-------- DATA LISTING

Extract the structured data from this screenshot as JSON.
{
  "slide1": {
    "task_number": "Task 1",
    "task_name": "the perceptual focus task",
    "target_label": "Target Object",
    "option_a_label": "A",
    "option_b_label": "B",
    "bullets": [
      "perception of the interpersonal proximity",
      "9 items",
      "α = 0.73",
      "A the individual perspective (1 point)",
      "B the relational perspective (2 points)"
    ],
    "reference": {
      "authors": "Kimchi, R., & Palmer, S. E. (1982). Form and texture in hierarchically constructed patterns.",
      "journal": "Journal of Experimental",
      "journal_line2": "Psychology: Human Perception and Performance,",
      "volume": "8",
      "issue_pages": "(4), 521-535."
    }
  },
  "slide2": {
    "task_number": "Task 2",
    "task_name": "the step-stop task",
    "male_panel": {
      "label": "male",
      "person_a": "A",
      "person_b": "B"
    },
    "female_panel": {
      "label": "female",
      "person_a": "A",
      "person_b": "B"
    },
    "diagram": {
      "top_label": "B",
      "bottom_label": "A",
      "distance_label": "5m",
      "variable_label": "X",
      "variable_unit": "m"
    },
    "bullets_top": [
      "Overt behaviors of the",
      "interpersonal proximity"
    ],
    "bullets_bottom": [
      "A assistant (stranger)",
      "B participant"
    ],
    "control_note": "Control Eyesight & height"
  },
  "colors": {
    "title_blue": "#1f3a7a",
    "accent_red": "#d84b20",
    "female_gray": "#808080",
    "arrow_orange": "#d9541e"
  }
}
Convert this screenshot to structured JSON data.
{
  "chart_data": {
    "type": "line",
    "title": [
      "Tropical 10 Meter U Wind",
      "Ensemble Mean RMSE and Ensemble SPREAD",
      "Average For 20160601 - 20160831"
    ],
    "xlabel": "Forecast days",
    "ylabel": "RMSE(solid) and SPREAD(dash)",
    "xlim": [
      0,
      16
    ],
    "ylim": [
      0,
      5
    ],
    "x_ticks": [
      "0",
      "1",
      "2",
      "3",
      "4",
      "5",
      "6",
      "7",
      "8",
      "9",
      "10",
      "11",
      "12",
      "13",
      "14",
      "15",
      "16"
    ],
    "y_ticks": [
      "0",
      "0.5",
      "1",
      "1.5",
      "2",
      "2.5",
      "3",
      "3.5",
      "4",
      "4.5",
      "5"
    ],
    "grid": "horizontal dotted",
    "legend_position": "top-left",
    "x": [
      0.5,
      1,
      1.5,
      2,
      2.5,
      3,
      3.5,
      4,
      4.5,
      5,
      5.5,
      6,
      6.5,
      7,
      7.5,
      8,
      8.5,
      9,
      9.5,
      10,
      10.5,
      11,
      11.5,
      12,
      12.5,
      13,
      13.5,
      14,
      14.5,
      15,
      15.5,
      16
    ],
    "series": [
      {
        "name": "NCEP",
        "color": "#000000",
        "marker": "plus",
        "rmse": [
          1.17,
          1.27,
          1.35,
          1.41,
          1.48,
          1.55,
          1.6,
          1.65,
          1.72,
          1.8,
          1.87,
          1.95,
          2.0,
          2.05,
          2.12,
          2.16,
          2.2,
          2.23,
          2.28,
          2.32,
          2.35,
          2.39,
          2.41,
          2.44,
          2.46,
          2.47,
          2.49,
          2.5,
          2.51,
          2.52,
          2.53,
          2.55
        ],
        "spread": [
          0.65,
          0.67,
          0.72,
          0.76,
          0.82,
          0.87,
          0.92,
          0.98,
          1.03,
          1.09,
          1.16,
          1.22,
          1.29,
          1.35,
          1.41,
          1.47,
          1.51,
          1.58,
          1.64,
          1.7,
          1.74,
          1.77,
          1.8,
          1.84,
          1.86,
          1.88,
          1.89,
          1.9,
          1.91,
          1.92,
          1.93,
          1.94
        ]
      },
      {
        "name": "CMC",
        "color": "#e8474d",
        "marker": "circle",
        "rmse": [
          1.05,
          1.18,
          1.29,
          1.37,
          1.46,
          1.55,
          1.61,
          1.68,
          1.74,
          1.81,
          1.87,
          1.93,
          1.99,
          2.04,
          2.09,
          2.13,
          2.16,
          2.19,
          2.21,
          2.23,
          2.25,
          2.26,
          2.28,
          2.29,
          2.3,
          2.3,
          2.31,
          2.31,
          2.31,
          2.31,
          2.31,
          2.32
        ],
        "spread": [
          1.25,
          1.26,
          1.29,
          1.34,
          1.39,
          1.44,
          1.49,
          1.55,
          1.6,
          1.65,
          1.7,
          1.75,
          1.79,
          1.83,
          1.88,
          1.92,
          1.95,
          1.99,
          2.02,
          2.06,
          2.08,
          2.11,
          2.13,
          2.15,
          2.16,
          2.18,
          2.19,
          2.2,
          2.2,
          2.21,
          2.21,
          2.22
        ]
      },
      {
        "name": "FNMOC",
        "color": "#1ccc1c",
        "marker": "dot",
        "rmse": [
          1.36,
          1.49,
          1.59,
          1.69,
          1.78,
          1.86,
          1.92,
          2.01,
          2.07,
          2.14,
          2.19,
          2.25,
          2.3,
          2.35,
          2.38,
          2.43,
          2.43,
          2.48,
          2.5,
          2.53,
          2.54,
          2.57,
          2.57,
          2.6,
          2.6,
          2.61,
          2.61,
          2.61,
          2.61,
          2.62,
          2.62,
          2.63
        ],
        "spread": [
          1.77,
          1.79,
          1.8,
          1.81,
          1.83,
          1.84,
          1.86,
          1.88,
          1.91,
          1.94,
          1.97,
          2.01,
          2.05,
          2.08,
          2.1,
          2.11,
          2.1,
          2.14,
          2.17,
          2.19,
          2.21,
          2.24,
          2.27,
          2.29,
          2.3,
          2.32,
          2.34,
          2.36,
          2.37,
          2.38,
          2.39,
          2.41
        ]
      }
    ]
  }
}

----------------

**OBJECTIVE**
Repeat all entries. Match them exactly.

**TASK OUTPUT**
Extract the structured data from this screenshot as JSON.
{
  "slide1": {
    "task_number": "Task 1",
    "task_name": "the perceptual focus task",
    "target_label": "Target Object",
    "option_a_label": "A",
    "option_b_label": "B",
    "bullets": [
      "perception of the interpersonal proximity",
      "9 items",
      "α = 0.73",
      "A the individual perspective (1 point)",
      "B the relational perspective (2 points)"
    ],
    "reference": {
      "authors": "Kimchi, R., & Palmer, S. E. (1982). Form and texture in hierarchically constructed patterns.",
      "journal": "Journal of Experimental",
      "journal_line2": "Psychology: Human Perception and Performance,",
      "volume": "8",
      "issue_pages": "(4), 521-535."
    }
  },
  "slide2": {
    "task_number": "Task 2",
    "task_name": "the step-stop task",
    "male_panel": {
      "label": "male",
      "person_a": "A",
      "person_b": "B"
    },
    "female_panel": {
      "label": "female",
      "person_a": "A",
      "person_b": "B"
    },
    "diagram": {
      "top_label": "B",
      "bottom_label": "A",
      "distance_label": "5m",
      "variable_label": "X",
      "variable_unit": "m"
    },
    "bullets_top": [
      "Overt behaviors of the",
      "interpersonal proximity"
    ],
    "bullets_bottom": [
      "A assistant (stranger)",
      "B participant"
    ],
    "control_note": "Control Eyesight & height"
  },
  "colors": {
    "title_blue": "#1f3a7a",
    "accent_red": "#d84b20",
    "female_gray": "#808080",
    "arrow_orange": "#d9541e"
  }
}
Convert this screenshot to structured JSON data.
{
  "chart_data": {
    "type": "line",
    "title": [
      "Tropical 10 Meter U Wind",
      "Ensemble Mean RMSE and Ensemble SPREAD",
      "Average For 20160601 - 20160831"
    ],
    "xlabel": "Forecast days",
    "ylabel": "RMSE(solid) and SPREAD(dash)",
    "xlim": [
      0,
      16
    ],
    "ylim": [
      0,
      5
    ],
    "x_ticks": [
      "0",
      "1",
      "2",
      "3",
      "4",
      "5",
      "6",
      "7",
      "8",
      "9",
      "10",
      "11",
      "12",
      "13",
      "14",
      "15",
      "16"
    ],
    "y_ticks": [
      "0",
      "0.5",
      "1",
      "1.5",
      "2",
      "2.5",
      "3",
      "3.5",
      "4",
      "4.5",
      "5"
    ],
    "grid": "horizontal dotted",
    "legend_position": "top-left",
    "x": [
      0.5,
      1,
      1.5,
      2,
      2.5,
      3,
      3.5,
      4,
      4.5,
      5,
      5.5,
      6,
      6.5,
      7,
      7.5,
      8,
      8.5,
      9,
      9.5,
      10,
      10.5,
      11,
      11.5,
      12,
      12.5,
      13,
      13.5,
      14,
      14.5,
      15,
      15.5,
      16
    ],
    "series": [
      {
        "name": "NCEP",
        "color": "#000000",
        "marker": "plus",
        "rmse": [
          1.17,
          1.27,
          1.35,
          1.41,
          1.48,
          1.55,
          1.6,
          1.65,
          1.72,
          1.8,
          1.87,
          1.95,
          2.0,
          2.05,
          2.12,
          2.16,
          2.2,
          2.23,
          2.28,
          2.32,
          2.35,
          2.39,
          2.41,
          2.44,
          2.46,
          2.47,
          2.49,
          2.5,
          2.51,
          2.52,
          2.53,
          2.55
        ],
        "spread": [
          0.65,
          0.67,
          0.72,
          0.76,
          0.82,
          0.87,
          0.92,
          0.98,
          1.03,
          1.09,
          1.16,
          1.22,
          1.29,
          1.35,
          1.41,
          1.47,
          1.51,
          1.58,
          1.64,
          1.7,
          1.74,
          1.77,
          1.8,
          1.84,
          1.86,
          1.88,
          1.89,
          1.9,
          1.91,
          1.92,
          1.93,
          1.94
        ]
      },
      {
        "name": "CMC",
        "color": "#e8474d",
        "marker": "circle",
        "rmse": [
          1.05,
          1.18,
          1.29,
          1.37,
          1.46,
          1.55,
          1.61,
          1.68,
          1.74,
          1.81,
          1.87,
          1.93,
          1.99,
          2.04,
          2.09,
          2.13,
          2.16,
          2.19,
          2.21,
          2.23,
          2.25,
          2.26,
          2.28,
          2.29,
          2.3,
          2.3,
          2.31,
          2.31,
          2.31,
          2.31,
          2.31,
          2.32
        ],
        "spread": [
          1.25,
          1.26,
          1.29,
          1.34,
          1.39,
          1.44,
          1.49,
          1.55,
          1.6,
          1.65,
          1.7,
          1.75,
          1.79,
          1.83,
          1.88,
          1.92,
          1.95,
          1.99,
          2.02,
          2.06,
          2.08,
          2.11,
          2.13,
          2.15,
          2.16,
          2.18,
          2.19,
          2.2,
          2.2,
          2.21,
          2.21,
          2.22
        ]
      },
      {
        "name": "FNMOC",
        "color": "#1ccc1c",
        "marker": "dot",
        "rmse": [
          1.36,
          1.49,
          1.59,
          1.69,
          1.78,
          1.86,
          1.92,
          2.01,
          2.07,
          2.14,
          2.19,
          2.25,
          2.3,
          2.35,
          2.38,
          2.43,
          2.43,
          2.48,
          2.5,
          2.53,
          2.54,
          2.57,
          2.57,
          2.6,
          2.6,
          2.61,
          2.61,
          2.61,
          2.61,
          2.62,
          2.62,
          2.63
        ],
        "spread": [
          1.77,
          1.79,
          1.8,
          1.81,
          1.83,
          1.84,
          1.86,
          1.88,
          1.91,
          1.94,
          1.97,
          2.01,
          2.05,
          2.08,
          2.1,
          2.11,
          2.1,
          2.14,
          2.17,
          2.19,
          2.21,
          2.24,
          2.27,
          2.29,
          2.3,
          2.32,
          2.34,
          2.36,
          2.37,
          2.38,
          2.39,
          2.41
        ]
      }
    ]
  }
}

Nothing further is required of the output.